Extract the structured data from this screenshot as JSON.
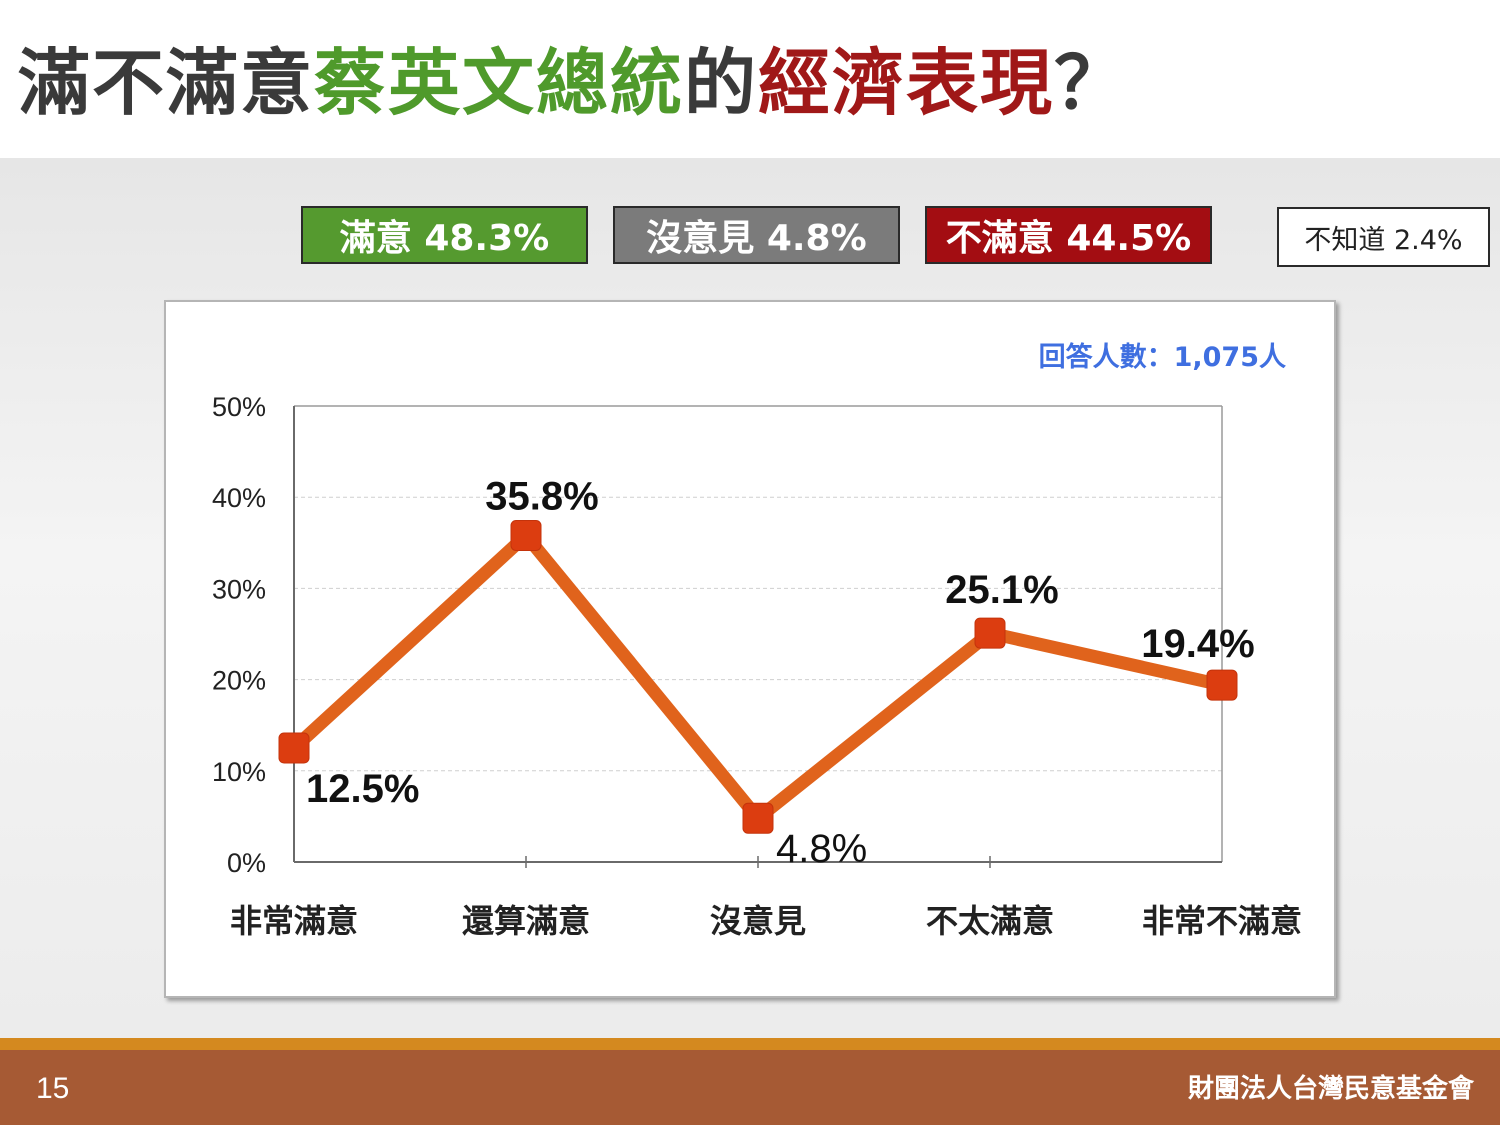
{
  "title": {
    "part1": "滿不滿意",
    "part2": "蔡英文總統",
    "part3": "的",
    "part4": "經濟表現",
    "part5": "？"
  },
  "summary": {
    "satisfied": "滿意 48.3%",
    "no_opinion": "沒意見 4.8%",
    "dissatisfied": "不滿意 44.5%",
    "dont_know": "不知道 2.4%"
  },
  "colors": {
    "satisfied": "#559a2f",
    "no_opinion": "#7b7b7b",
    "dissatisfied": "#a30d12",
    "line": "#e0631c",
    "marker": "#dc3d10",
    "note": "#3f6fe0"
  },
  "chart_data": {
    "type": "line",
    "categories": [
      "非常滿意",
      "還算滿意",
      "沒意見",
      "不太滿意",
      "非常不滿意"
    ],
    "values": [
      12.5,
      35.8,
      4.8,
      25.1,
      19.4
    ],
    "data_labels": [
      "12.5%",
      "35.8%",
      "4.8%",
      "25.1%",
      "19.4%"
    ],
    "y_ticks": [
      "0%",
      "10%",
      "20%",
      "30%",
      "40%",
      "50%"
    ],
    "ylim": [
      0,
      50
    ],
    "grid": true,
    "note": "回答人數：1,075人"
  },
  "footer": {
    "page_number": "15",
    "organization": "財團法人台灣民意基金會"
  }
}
+===+
* **Problem**:
Your copy should match the entries exactly, minus the pictures.

* **Worked solution**:
Extract the structured data from this screenshot as JSON.
{
  "title": {
    "part1": "滿不滿意",
    "part2": "蔡英文總統",
    "part3": "的",
    "part4": "經濟表現",
    "part5": "？"
  },
  "summary": {
    "satisfied": "滿意 48.3%",
    "no_opinion": "沒意見 4.8%",
    "dissatisfied": "不滿意 44.5%",
    "dont_know": "不知道 2.4%"
  },
  "colors": {
    "satisfied": "#559a2f",
    "no_opinion": "#7b7b7b",
    "dissatisfied": "#a30d12",
    "line": "#e0631c",
    "marker": "#dc3d10",
    "note": "#3f6fe0"
  },
  "chart_data": {
    "type": "line",
    "categories": [
      "非常滿意",
      "還算滿意",
      "沒意見",
      "不太滿意",
      "非常不滿意"
    ],
    "values": [
      12.5,
      35.8,
      4.8,
      25.1,
      19.4
    ],
    "data_labels": [
      "12.5%",
      "35.8%",
      "4.8%",
      "25.1%",
      "19.4%"
    ],
    "y_ticks": [
      "0%",
      "10%",
      "20%",
      "30%",
      "40%",
      "50%"
    ],
    "ylim": [
      0,
      50
    ],
    "grid": true,
    "note": "回答人數：1,075人"
  },
  "footer": {
    "page_number": "15",
    "organization": "財團法人台灣民意基金會"
  }
}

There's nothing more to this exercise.